Items from a figure collection »
=-=-=-=-=

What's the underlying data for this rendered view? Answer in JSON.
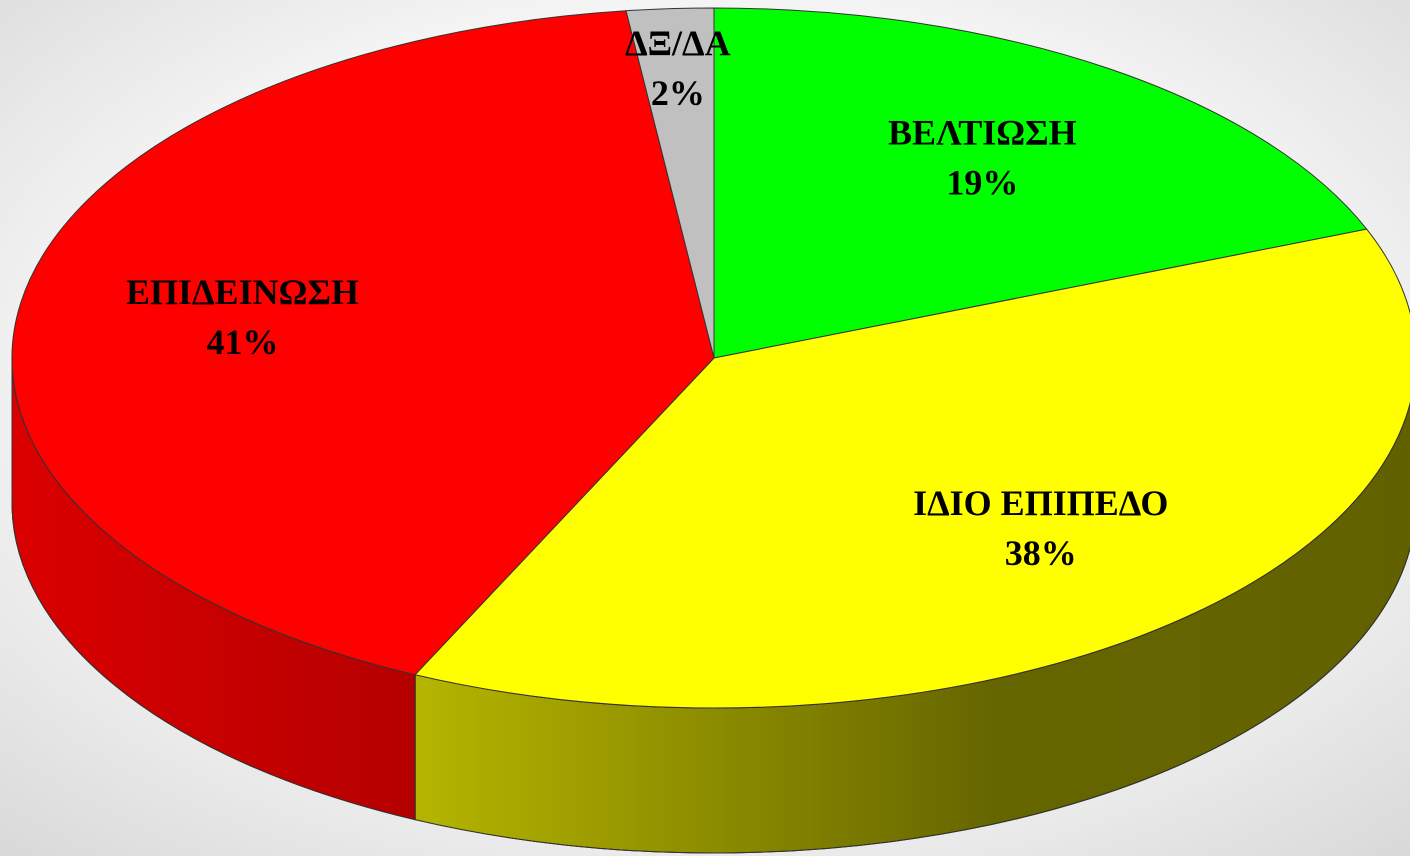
{
  "chart_data": {
    "type": "pie3d",
    "categories": [
      "ΒΕΛΤΙΩΣΗ",
      "ΙΔΙΟ ΕΠΙΠΕΔΟ",
      "ΕΠΙΔΕΙΝΩΣΗ",
      "ΔΞ/ΔΑ"
    ],
    "values": [
      19,
      38,
      41,
      2
    ],
    "value_labels": [
      "19%",
      "38%",
      "41%",
      "2%"
    ],
    "colors": [
      "#00ff00",
      "#ffff00",
      "#ff0000",
      "#c0c0c0"
    ]
  }
}
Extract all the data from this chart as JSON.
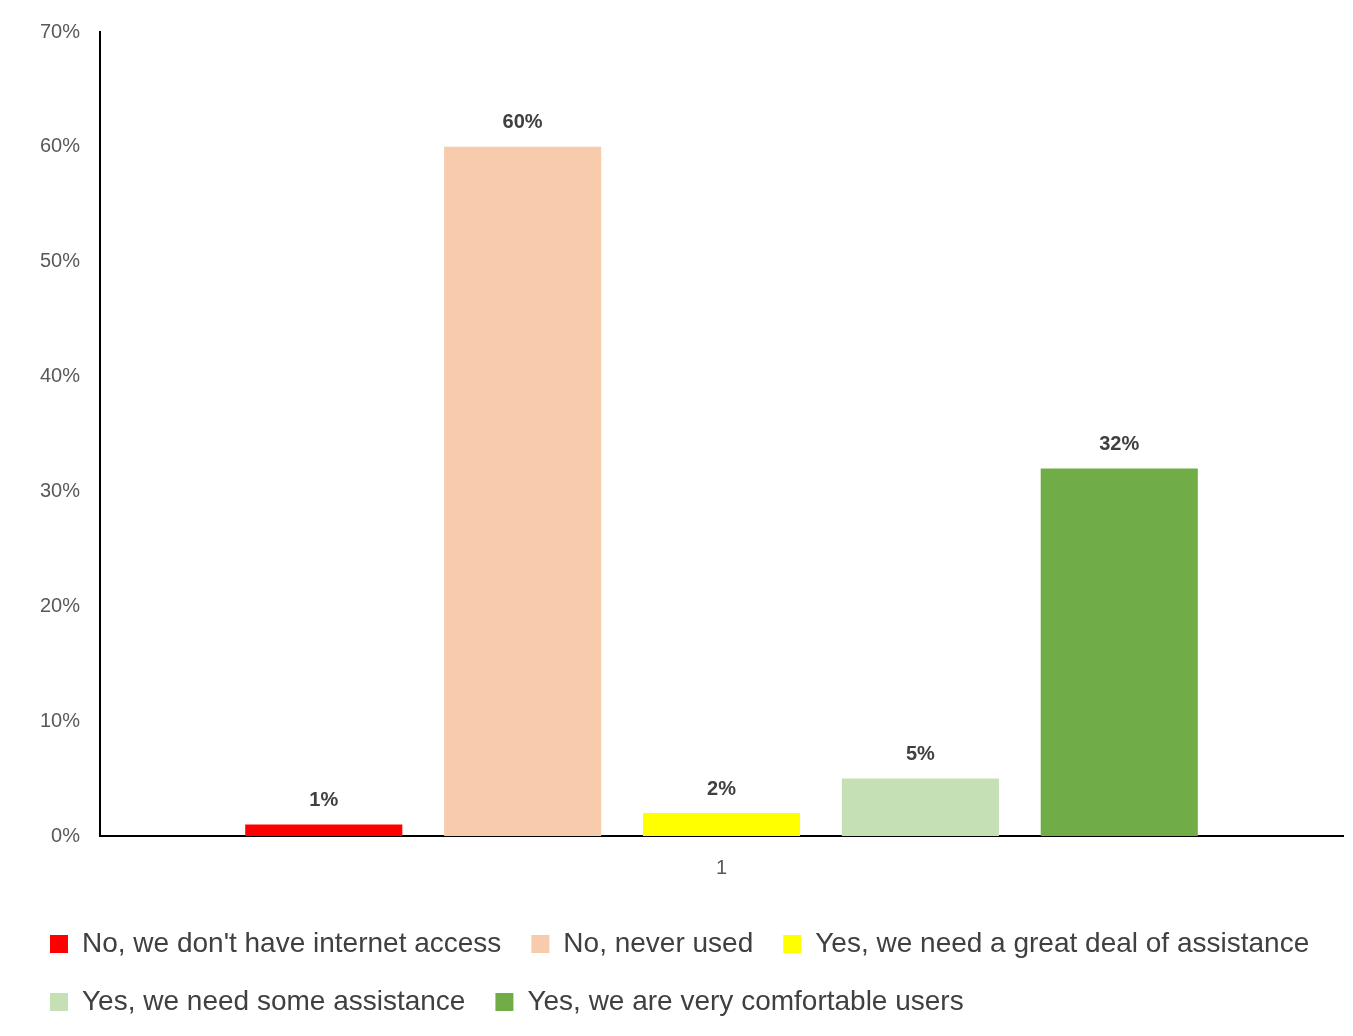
{
  "chart_data": {
    "type": "bar",
    "categories": [
      "1"
    ],
    "series": [
      {
        "name": "No, we don't have internet access",
        "color": "#ff0000",
        "values": [
          1
        ],
        "value_labels": [
          "1%"
        ]
      },
      {
        "name": "No, never used",
        "color": "#f8cbad",
        "values": [
          60
        ],
        "value_labels": [
          "60%"
        ]
      },
      {
        "name": "Yes, we need a great deal of assistance",
        "color": "#ffff00",
        "values": [
          2
        ],
        "value_labels": [
          "2%"
        ]
      },
      {
        "name": "Yes, we need some assistance",
        "color": "#c5e0b4",
        "values": [
          5
        ],
        "value_labels": [
          "5%"
        ]
      },
      {
        "name": "Yes, we are very comfortable users",
        "color": "#70ad47",
        "values": [
          32
        ],
        "value_labels": [
          "32%"
        ]
      }
    ],
    "ylim": [
      0,
      70
    ],
    "yticks": [
      {
        "value": 0,
        "label": "0%"
      },
      {
        "value": 10,
        "label": "10%"
      },
      {
        "value": 20,
        "label": "20%"
      },
      {
        "value": 30,
        "label": "30%"
      },
      {
        "value": 40,
        "label": "40%"
      },
      {
        "value": 50,
        "label": "50%"
      },
      {
        "value": 60,
        "label": "60%"
      },
      {
        "value": 70,
        "label": "70%"
      }
    ],
    "grid": false,
    "legend": "bottom"
  }
}
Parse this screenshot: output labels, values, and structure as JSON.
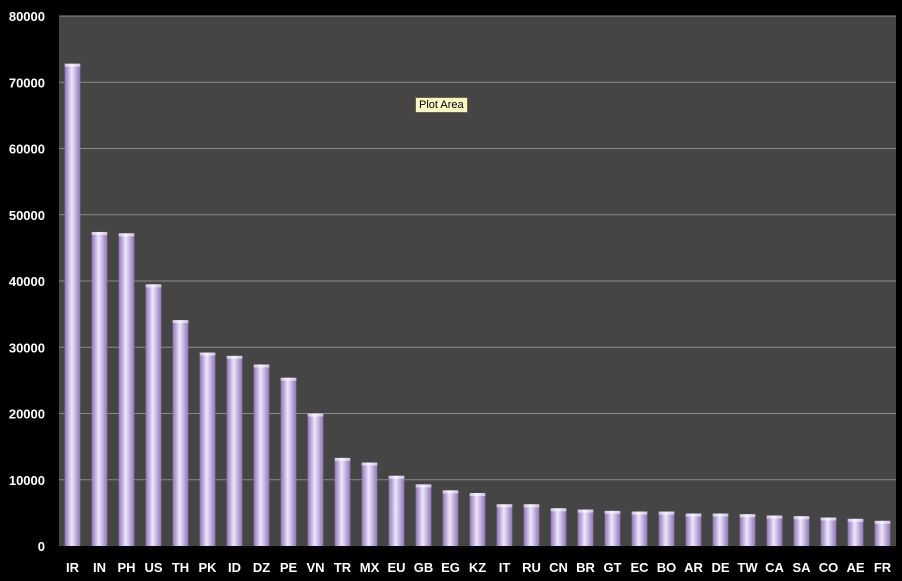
{
  "tooltip": "Plot Area",
  "colors": {
    "plot_bg": "#454545",
    "bar_light": "#efe6ff",
    "bar_dark": "#8f75b4",
    "grid": "#8a8a8a"
  },
  "chart_data": {
    "type": "bar",
    "title": "",
    "xlabel": "",
    "ylabel": "",
    "ylim": [
      0,
      80000
    ],
    "yticks": [
      0,
      10000,
      20000,
      30000,
      40000,
      50000,
      60000,
      70000,
      80000
    ],
    "grid": true,
    "categories": [
      "IR",
      "IN",
      "PH",
      "US",
      "TH",
      "PK",
      "ID",
      "DZ",
      "PE",
      "VN",
      "TR",
      "MX",
      "EU",
      "GB",
      "EG",
      "KZ",
      "IT",
      "RU",
      "CN",
      "BR",
      "GT",
      "EC",
      "BO",
      "AR",
      "DE",
      "TW",
      "CA",
      "SA",
      "CO",
      "AE",
      "FR"
    ],
    "values": [
      72800,
      47400,
      47200,
      39500,
      34100,
      29200,
      28700,
      27400,
      25400,
      20000,
      13300,
      12600,
      10600,
      9300,
      8400,
      8000,
      6300,
      6300,
      5700,
      5500,
      5300,
      5200,
      5200,
      4900,
      4900,
      4800,
      4600,
      4500,
      4300,
      4100,
      3800
    ]
  }
}
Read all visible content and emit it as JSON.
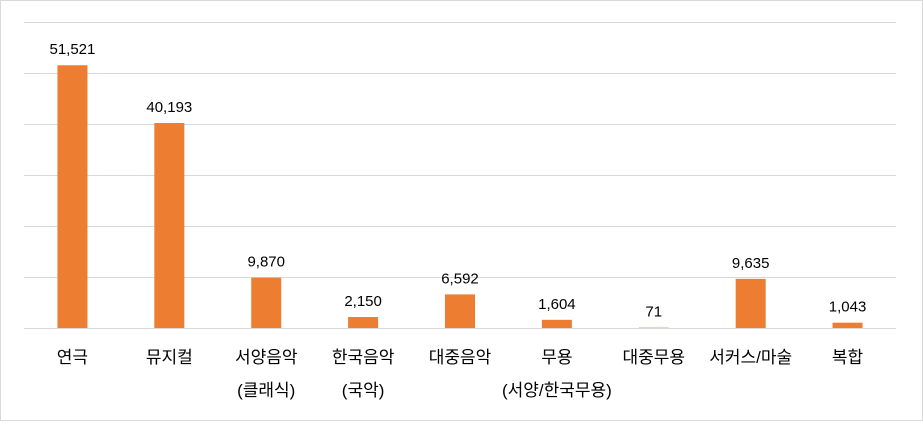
{
  "chart_data": {
    "type": "bar",
    "categories": [
      [
        "연극"
      ],
      [
        "뮤지컬"
      ],
      [
        "서양음악",
        "(클래식)"
      ],
      [
        "한국음악",
        "(국악)"
      ],
      [
        "대중음악"
      ],
      [
        "무용",
        "(서양/한국무용)"
      ],
      [
        "대중무용"
      ],
      [
        "서커스/마술"
      ],
      [
        "복합"
      ]
    ],
    "values": [
      51521,
      40193,
      9870,
      2150,
      6592,
      1604,
      71,
      9635,
      1043
    ],
    "data_labels": [
      "51,521",
      "40,193",
      "9,870",
      "2,150",
      "6,592",
      "1,604",
      "71",
      "9,635",
      "1,043"
    ],
    "ylim": [
      0,
      60000
    ],
    "grid": true,
    "legend": "none",
    "colors": {
      "bar": "#ED7D31",
      "grid": "#d9d9d9",
      "text": "#000000"
    }
  }
}
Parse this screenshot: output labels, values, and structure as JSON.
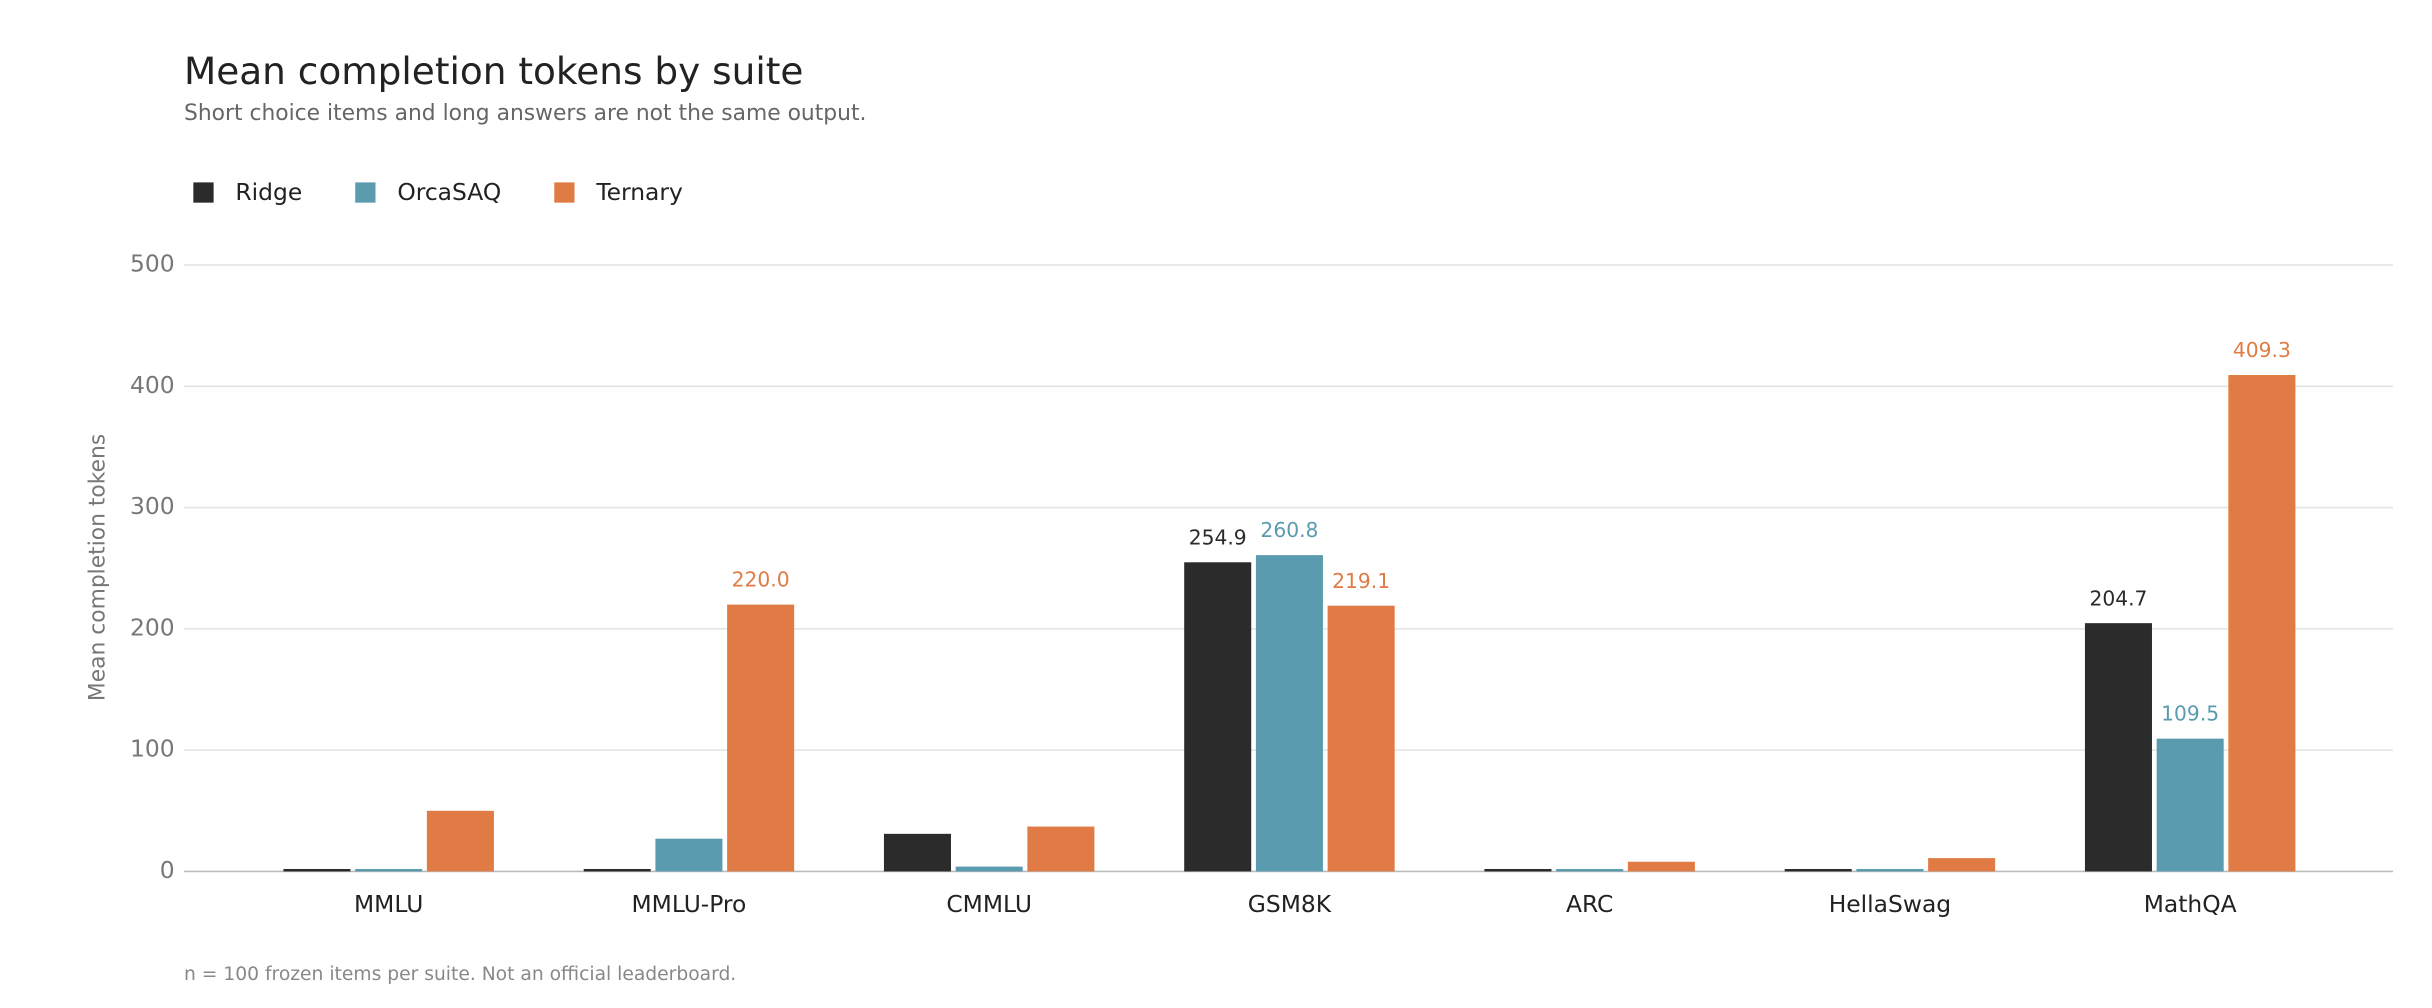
{
  "chart_data": {
    "type": "bar",
    "title": "Mean completion tokens by suite",
    "subtitle": "Short choice items and long answers are not the same output.",
    "y_label": "Mean completion tokens",
    "footnote": "n = 100 frozen items per suite. Not an official leaderboard.",
    "categories": [
      "MMLU",
      "MMLU-Pro",
      "CMMLU",
      "GSM8K",
      "ARC",
      "HellaSwag",
      "MathQA"
    ],
    "series": [
      {
        "name": "Ridge",
        "color": "#2b2b2b",
        "values": [
          2,
          2,
          31,
          254.9,
          2,
          2,
          204.7
        ],
        "value_labels": [
          null,
          null,
          null,
          "254.9",
          null,
          null,
          "204.7"
        ]
      },
      {
        "name": "OrcaSAQ",
        "color": "#5b9bb0",
        "values": [
          2,
          27,
          4,
          260.8,
          2,
          2,
          109.5
        ],
        "value_labels": [
          null,
          null,
          null,
          "260.8",
          null,
          null,
          "109.5"
        ]
      },
      {
        "name": "Ternary",
        "color": "#e07b45",
        "values": [
          50,
          220,
          37,
          219.1,
          8,
          11,
          409.3
        ],
        "value_labels": [
          null,
          "220.0",
          null,
          "219.1",
          null,
          null,
          "409.3"
        ]
      }
    ],
    "ylim": [
      0,
      500
    ],
    "yticks": [
      0,
      100,
      200,
      300,
      400,
      500
    ],
    "grid": true,
    "legend": "top-left"
  }
}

=-=-=-=-=

EXERCISE GOAL »
Pull out each line of the records holding the string "JSON".

REPLY TO THE EXERCISE »
What's the underlying data for this rendered view? Answer in JSON.
Extract all the data from this chart as JSON.
Parse this screenshot: output labels, values, and structure as JSON.
Read all visible content and emit it as JSON.
Parse this screenshot: output labels, values, and structure as JSON.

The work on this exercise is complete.